**Given data:**
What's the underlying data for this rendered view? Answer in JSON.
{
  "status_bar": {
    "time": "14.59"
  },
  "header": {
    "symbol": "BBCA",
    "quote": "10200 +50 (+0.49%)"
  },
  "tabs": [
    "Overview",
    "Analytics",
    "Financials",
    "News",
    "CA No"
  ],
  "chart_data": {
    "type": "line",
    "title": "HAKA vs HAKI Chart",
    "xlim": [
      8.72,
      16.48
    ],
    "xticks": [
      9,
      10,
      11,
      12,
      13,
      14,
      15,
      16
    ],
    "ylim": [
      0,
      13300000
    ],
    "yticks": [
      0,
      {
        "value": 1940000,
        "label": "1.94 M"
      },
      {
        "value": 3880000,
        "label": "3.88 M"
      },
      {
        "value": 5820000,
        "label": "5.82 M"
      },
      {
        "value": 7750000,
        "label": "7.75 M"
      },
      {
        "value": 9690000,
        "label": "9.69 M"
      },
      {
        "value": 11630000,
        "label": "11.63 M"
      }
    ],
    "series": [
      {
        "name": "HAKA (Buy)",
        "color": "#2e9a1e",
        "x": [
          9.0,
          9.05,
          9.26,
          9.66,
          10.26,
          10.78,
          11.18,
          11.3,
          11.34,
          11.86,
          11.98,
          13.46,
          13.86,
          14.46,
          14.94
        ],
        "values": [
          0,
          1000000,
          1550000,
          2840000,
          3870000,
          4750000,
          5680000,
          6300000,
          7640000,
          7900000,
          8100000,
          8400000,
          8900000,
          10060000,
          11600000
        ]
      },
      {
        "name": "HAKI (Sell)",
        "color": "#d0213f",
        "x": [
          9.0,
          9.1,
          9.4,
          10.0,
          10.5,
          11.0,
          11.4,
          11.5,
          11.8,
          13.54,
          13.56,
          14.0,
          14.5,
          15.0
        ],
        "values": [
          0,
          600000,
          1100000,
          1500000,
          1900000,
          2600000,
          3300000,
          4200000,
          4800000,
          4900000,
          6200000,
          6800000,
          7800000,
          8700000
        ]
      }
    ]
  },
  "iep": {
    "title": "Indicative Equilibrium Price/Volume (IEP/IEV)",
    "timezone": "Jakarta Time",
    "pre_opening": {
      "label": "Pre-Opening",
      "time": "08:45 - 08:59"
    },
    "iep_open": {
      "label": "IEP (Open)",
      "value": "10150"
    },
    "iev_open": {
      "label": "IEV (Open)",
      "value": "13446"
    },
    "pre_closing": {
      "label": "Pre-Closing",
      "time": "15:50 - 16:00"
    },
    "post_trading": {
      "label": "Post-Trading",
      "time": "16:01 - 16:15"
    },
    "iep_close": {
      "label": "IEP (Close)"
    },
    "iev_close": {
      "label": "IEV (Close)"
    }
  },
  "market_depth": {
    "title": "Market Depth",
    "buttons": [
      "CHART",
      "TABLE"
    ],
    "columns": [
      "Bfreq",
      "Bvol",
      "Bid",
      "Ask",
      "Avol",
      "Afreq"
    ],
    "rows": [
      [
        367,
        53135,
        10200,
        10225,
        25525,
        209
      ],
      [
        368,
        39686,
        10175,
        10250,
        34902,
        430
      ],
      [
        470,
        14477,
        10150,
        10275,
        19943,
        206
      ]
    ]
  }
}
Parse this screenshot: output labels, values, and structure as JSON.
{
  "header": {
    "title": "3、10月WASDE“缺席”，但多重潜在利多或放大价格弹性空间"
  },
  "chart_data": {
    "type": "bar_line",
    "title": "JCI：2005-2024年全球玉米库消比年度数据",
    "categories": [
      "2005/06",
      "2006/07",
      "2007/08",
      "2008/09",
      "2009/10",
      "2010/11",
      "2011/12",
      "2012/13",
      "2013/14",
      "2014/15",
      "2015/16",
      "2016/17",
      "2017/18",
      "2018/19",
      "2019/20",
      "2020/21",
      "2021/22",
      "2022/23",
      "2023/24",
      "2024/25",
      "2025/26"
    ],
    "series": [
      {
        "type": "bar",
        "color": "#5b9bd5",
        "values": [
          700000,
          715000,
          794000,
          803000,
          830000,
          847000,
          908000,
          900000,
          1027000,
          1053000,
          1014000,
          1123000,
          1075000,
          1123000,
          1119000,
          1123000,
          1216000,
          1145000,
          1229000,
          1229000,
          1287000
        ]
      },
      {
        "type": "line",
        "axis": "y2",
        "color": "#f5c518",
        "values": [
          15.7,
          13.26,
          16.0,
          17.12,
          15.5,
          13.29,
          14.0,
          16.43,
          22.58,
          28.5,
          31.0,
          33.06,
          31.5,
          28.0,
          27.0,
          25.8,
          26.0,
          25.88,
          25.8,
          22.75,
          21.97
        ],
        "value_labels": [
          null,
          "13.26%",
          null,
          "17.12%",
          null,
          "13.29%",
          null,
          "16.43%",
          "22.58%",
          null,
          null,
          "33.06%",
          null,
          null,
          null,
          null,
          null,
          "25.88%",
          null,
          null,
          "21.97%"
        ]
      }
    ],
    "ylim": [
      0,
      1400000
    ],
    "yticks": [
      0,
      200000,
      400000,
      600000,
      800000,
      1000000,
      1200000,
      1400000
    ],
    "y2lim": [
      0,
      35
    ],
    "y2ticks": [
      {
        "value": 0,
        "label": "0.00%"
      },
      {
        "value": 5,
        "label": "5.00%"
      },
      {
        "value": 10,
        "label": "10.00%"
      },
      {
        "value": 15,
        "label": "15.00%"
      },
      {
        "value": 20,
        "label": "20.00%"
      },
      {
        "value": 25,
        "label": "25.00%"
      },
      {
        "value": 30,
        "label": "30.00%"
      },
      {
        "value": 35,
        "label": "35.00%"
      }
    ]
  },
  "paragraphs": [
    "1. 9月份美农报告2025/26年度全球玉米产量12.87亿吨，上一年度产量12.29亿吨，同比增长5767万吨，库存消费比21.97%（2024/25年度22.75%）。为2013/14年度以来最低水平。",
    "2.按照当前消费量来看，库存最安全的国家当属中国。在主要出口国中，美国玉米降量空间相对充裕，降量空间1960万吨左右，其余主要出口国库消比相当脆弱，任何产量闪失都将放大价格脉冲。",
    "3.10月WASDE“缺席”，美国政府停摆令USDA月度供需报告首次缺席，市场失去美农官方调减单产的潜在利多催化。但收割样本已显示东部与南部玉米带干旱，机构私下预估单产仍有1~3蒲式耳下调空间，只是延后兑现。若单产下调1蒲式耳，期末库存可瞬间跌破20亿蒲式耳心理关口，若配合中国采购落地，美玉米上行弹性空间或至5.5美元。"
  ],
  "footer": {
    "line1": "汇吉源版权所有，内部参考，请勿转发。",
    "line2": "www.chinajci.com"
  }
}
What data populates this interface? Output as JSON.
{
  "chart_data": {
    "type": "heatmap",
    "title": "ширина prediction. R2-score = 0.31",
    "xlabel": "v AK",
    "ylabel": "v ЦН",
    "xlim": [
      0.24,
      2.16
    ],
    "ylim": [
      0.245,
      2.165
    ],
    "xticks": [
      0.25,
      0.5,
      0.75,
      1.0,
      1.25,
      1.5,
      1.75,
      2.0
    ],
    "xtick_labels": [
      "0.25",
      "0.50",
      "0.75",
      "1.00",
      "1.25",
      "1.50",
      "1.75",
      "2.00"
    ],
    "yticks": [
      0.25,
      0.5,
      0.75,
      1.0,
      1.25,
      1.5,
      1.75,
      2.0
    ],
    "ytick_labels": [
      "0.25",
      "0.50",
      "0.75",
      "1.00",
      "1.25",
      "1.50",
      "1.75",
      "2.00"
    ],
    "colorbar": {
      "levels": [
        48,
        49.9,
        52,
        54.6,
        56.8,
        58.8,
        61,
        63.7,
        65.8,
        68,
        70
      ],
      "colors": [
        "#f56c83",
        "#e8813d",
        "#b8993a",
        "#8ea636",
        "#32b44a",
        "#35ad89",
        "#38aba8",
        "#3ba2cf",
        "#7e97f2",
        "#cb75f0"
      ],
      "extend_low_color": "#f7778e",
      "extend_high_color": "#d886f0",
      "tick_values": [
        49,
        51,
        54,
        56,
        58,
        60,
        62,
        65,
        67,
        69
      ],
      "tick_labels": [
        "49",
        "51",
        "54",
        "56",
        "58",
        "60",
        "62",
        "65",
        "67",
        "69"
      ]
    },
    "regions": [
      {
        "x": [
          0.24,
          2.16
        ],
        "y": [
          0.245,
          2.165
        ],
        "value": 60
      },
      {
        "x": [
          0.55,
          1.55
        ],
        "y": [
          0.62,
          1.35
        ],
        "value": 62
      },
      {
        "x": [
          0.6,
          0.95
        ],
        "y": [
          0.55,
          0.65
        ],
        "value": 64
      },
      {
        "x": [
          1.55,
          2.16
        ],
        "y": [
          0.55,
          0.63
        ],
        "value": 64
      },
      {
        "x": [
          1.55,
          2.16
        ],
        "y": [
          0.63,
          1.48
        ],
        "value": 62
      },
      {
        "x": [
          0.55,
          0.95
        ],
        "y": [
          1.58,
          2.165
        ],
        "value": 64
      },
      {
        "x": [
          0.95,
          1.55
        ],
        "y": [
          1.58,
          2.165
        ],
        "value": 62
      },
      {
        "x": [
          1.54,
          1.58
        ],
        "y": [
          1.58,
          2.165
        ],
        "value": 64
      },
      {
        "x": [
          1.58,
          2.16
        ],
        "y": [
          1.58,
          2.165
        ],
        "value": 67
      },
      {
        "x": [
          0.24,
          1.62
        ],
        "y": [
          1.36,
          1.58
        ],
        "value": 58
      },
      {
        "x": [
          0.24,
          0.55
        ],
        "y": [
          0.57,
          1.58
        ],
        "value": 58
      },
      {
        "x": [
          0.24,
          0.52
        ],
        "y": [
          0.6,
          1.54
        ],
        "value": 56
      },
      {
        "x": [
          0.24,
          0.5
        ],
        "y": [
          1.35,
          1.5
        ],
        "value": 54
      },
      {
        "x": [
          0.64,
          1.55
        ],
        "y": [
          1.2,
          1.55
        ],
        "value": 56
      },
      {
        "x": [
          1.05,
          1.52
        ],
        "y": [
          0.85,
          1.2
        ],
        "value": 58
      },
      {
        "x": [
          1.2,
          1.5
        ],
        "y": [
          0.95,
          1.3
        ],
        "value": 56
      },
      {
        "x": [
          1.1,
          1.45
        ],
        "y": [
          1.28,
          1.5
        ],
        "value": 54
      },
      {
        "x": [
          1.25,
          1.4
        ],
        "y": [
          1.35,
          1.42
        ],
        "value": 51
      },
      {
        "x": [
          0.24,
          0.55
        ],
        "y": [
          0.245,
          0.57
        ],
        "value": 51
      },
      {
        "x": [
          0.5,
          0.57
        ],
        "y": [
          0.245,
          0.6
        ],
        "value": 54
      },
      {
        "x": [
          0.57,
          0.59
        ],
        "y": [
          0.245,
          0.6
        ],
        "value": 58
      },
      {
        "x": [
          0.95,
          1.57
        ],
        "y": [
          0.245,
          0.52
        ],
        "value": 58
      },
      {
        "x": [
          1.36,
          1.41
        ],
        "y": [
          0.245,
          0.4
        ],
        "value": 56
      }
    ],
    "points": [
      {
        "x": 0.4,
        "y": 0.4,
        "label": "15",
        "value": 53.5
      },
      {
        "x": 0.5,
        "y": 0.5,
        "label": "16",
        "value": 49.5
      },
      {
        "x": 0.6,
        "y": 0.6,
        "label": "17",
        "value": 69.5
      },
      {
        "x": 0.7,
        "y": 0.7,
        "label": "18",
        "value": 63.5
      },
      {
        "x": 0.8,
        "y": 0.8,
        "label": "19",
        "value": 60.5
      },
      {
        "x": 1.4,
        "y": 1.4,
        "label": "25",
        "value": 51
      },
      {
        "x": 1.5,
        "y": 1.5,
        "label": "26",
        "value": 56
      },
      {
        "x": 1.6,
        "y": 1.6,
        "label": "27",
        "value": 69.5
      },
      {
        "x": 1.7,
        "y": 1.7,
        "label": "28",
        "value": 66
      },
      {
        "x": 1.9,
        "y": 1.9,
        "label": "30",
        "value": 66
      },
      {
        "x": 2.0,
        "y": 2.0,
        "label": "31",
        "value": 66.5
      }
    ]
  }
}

**Written request:**
Extract every line containing the string "JSON" from the data above.

**Written response:**
What's the underlying data for this rendered view? Answer in JSON.
Parse this screenshot: output labels, values, and structure as JSON.
What data populates this interface? Output as JSON.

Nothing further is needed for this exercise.